Short exercise: Read the material below. Count the lines containing "things" and give that count alone.

Input:
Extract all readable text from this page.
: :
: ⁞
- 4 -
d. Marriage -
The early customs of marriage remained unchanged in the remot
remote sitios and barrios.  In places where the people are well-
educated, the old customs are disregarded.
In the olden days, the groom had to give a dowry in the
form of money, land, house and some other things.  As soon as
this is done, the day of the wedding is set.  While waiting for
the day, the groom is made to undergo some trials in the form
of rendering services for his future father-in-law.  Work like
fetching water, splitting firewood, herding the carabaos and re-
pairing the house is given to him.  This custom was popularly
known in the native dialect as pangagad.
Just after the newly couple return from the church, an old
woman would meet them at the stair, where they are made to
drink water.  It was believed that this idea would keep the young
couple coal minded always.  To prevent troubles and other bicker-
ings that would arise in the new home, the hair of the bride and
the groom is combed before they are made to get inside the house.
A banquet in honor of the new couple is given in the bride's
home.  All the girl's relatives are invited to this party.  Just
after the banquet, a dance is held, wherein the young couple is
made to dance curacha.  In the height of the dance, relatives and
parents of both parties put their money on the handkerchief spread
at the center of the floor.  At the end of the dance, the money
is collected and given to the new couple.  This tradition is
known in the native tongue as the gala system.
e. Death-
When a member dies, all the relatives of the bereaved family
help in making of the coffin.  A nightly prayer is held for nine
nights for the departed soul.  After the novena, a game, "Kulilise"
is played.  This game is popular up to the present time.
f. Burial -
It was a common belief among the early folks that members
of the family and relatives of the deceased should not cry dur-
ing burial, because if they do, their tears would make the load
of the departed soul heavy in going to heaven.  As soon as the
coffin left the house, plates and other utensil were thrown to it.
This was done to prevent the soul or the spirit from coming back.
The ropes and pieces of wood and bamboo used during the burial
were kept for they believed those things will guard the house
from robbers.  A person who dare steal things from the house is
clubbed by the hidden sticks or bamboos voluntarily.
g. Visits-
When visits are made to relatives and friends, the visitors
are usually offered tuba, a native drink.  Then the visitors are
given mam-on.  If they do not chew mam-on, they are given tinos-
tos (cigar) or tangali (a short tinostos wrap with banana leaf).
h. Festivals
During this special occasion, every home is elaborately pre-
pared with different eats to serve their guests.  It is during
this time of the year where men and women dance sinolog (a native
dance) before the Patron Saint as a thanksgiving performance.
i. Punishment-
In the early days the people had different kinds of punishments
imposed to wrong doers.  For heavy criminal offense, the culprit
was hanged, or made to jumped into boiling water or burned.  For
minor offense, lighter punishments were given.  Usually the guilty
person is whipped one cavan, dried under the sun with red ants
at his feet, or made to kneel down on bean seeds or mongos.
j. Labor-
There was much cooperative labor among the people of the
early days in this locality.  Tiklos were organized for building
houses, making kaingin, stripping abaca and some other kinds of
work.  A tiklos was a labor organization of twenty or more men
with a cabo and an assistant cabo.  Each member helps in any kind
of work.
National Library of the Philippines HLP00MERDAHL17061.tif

--

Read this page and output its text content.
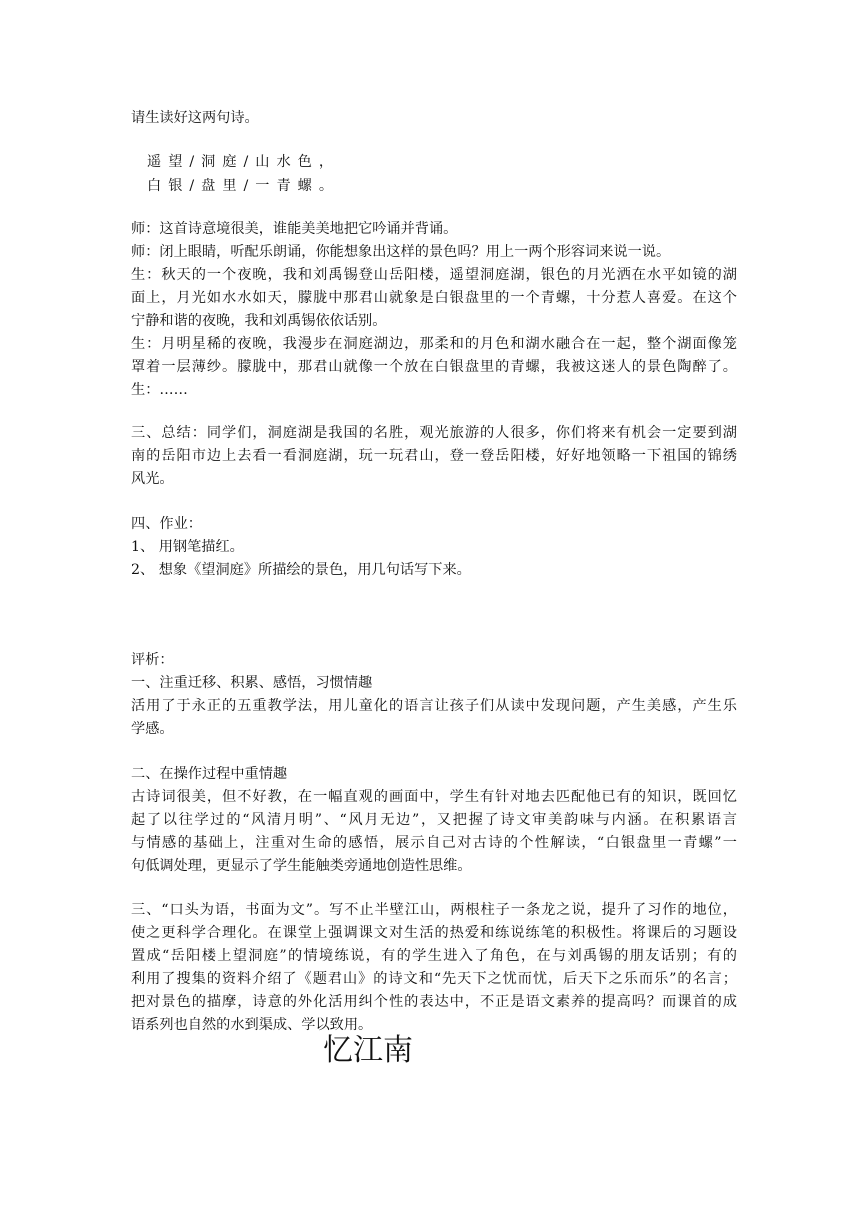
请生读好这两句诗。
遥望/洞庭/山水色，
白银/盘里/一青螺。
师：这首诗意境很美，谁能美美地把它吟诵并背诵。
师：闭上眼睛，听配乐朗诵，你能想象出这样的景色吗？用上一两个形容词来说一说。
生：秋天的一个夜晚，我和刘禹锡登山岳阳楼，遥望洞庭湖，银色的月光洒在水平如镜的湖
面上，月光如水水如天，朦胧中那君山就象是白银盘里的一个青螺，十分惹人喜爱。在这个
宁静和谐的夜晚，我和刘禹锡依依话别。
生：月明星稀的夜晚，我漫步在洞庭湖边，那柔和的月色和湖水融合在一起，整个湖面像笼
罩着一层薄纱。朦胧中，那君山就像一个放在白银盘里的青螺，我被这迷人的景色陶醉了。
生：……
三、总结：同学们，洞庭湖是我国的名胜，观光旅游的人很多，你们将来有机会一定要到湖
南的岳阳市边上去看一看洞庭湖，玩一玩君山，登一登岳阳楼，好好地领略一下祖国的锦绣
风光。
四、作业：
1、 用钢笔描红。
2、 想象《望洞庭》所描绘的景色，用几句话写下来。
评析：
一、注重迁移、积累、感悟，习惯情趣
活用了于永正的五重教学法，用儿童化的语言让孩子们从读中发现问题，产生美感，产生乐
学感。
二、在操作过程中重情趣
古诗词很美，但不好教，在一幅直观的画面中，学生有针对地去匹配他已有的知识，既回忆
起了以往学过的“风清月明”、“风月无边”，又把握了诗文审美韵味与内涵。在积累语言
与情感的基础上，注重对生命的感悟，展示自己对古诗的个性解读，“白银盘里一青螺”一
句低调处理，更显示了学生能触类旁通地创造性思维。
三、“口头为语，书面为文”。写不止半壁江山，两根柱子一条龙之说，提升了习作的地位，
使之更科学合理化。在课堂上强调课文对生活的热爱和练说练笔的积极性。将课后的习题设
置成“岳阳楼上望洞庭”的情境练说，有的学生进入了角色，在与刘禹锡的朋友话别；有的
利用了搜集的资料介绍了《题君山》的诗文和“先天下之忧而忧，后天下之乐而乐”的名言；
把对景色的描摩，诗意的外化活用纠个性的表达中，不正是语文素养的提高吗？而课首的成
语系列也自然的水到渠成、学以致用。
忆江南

* * *

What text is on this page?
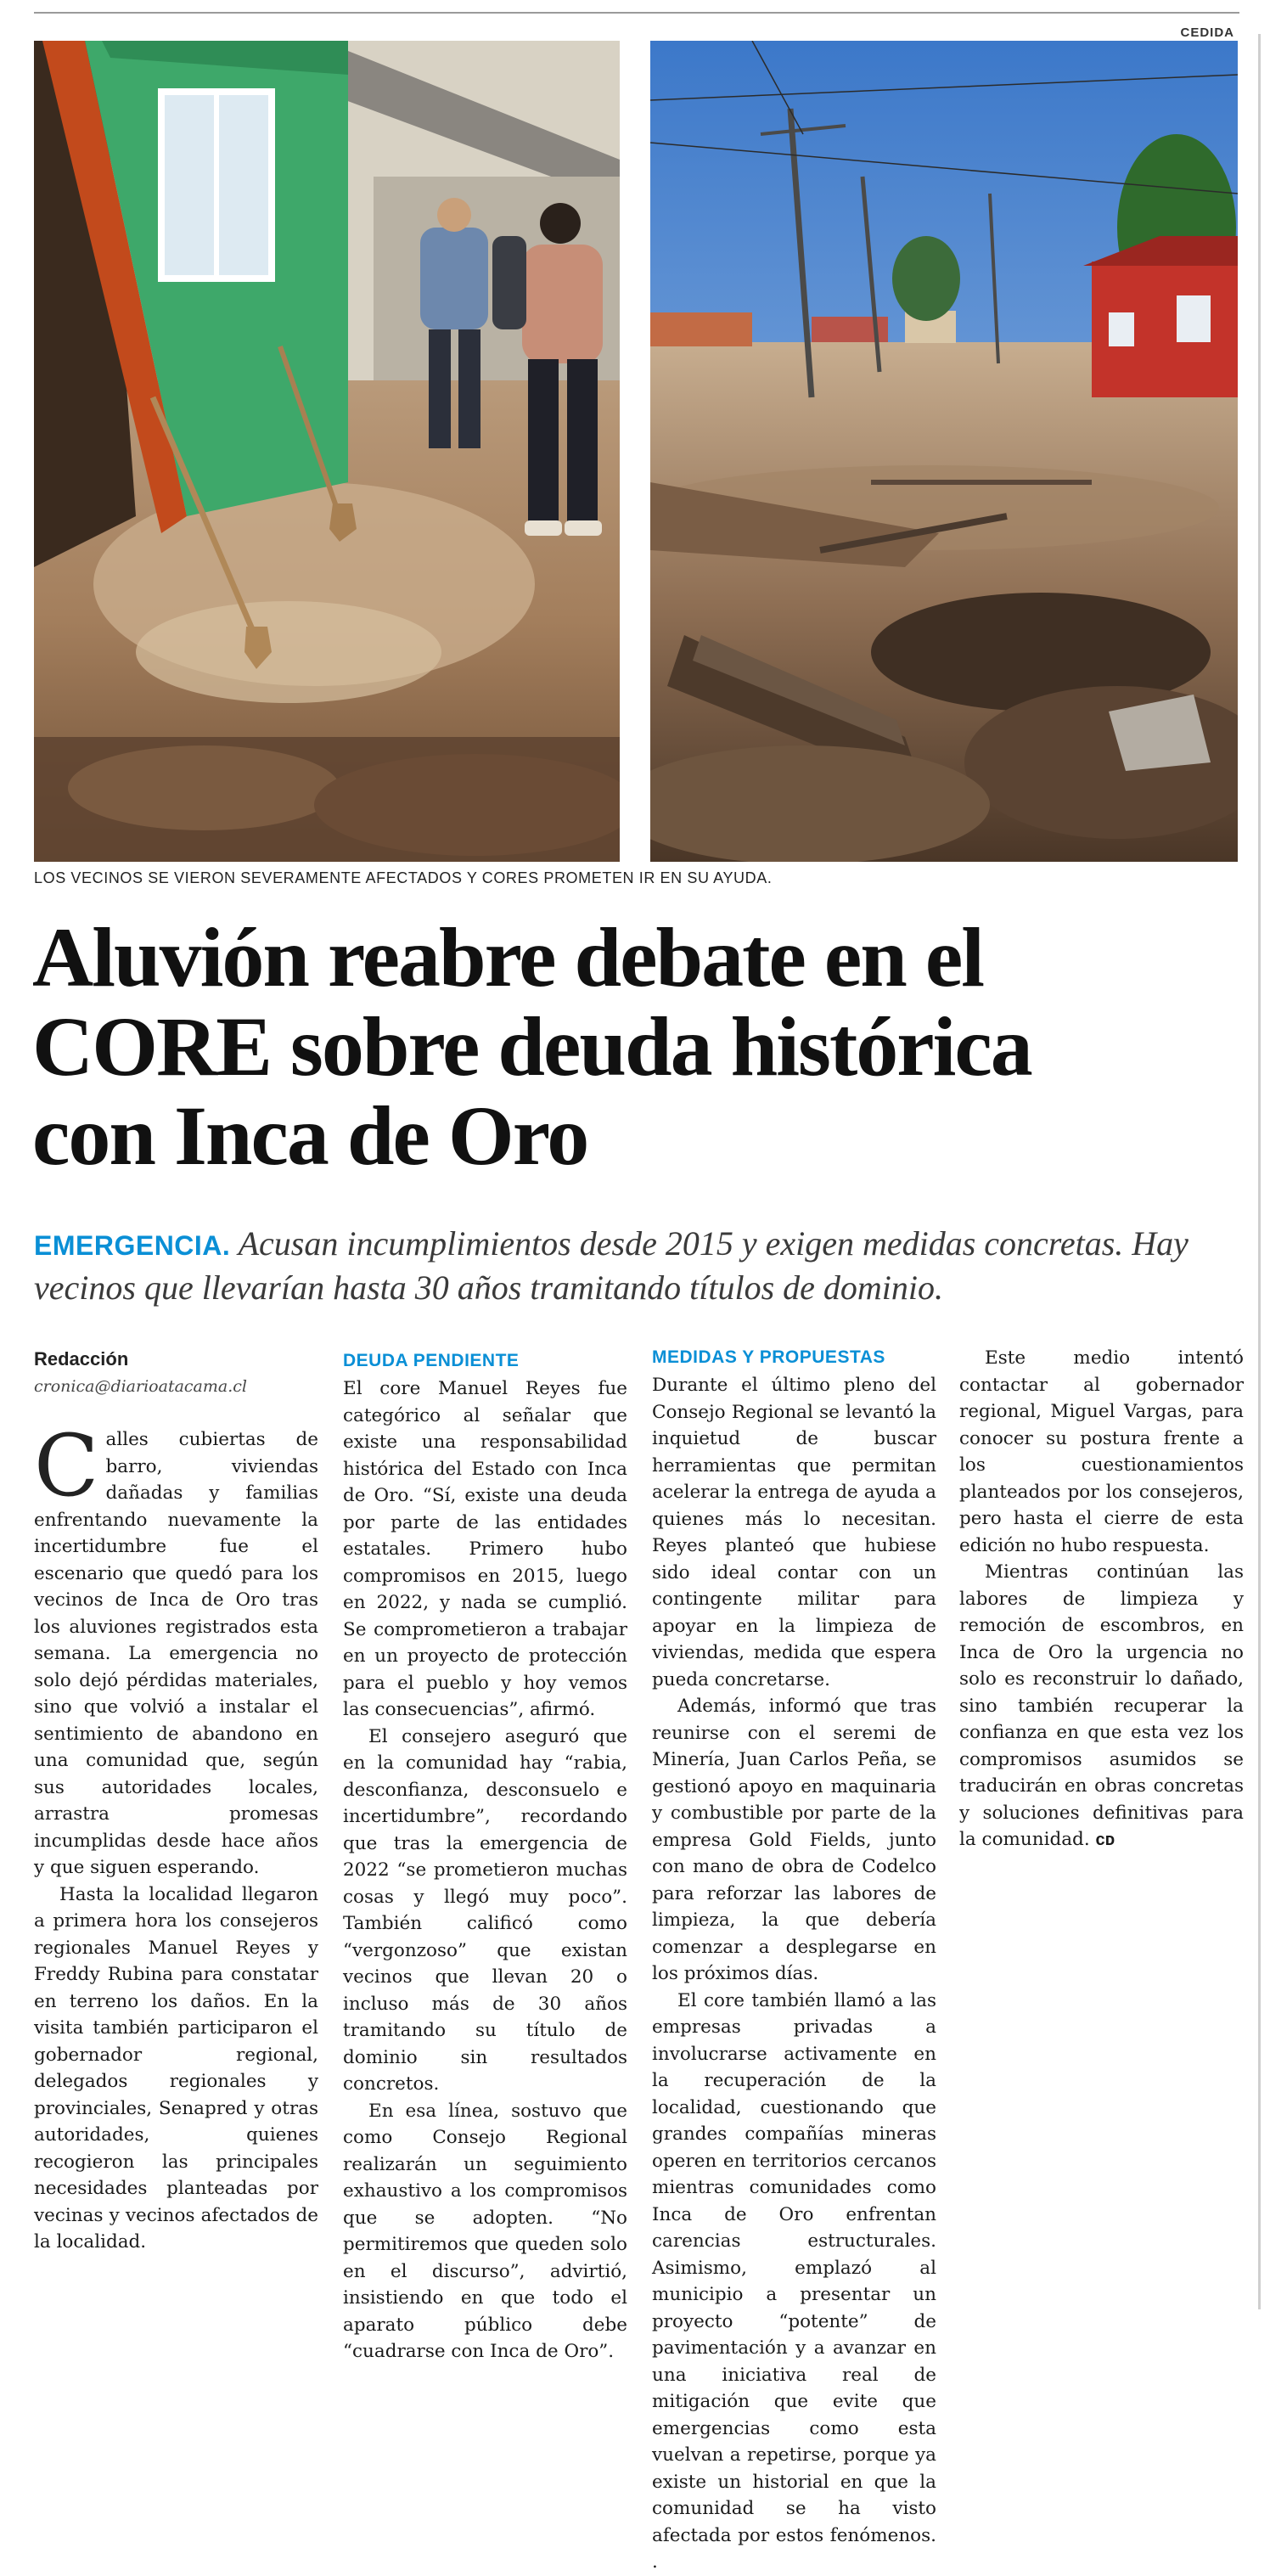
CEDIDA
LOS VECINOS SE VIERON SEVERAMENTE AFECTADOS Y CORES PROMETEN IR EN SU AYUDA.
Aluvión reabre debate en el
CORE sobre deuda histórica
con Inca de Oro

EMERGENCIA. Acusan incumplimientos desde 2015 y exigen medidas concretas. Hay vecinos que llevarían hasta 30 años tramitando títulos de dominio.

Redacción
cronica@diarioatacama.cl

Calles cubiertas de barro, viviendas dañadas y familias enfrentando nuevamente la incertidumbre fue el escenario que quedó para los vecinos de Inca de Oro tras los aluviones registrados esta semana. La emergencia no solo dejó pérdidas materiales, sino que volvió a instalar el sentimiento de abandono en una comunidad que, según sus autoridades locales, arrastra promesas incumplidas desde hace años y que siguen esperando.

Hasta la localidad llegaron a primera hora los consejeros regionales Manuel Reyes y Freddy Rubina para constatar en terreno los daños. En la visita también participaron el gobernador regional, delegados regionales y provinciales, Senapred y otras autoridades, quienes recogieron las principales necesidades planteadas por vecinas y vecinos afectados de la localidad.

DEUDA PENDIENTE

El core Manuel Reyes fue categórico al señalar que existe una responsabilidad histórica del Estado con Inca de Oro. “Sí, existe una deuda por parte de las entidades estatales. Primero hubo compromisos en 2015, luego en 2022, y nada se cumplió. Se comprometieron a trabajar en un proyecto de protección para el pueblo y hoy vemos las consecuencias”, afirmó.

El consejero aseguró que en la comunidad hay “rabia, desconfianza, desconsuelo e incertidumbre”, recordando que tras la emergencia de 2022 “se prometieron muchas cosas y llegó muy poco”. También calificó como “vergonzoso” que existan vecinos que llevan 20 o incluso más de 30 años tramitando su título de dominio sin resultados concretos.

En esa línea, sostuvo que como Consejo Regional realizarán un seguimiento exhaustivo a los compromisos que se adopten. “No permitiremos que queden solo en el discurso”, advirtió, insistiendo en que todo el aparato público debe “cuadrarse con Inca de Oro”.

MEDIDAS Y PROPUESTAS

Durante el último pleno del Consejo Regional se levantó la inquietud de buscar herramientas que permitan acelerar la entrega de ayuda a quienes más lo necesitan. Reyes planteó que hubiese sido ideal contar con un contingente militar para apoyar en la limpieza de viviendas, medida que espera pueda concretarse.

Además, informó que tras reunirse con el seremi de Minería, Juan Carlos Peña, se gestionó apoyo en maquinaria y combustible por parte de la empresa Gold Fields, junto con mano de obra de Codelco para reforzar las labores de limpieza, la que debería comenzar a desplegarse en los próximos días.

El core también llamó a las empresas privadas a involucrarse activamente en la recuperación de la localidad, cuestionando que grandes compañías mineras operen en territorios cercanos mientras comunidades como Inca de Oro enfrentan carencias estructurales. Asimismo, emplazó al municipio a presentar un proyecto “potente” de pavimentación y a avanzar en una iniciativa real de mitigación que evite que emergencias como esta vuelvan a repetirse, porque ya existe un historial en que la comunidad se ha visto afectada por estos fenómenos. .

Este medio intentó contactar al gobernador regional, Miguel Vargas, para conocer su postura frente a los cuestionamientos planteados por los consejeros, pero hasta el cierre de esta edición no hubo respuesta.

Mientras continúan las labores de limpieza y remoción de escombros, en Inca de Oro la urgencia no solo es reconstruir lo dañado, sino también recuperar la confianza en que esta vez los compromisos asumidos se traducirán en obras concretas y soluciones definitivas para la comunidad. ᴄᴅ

Full output: 3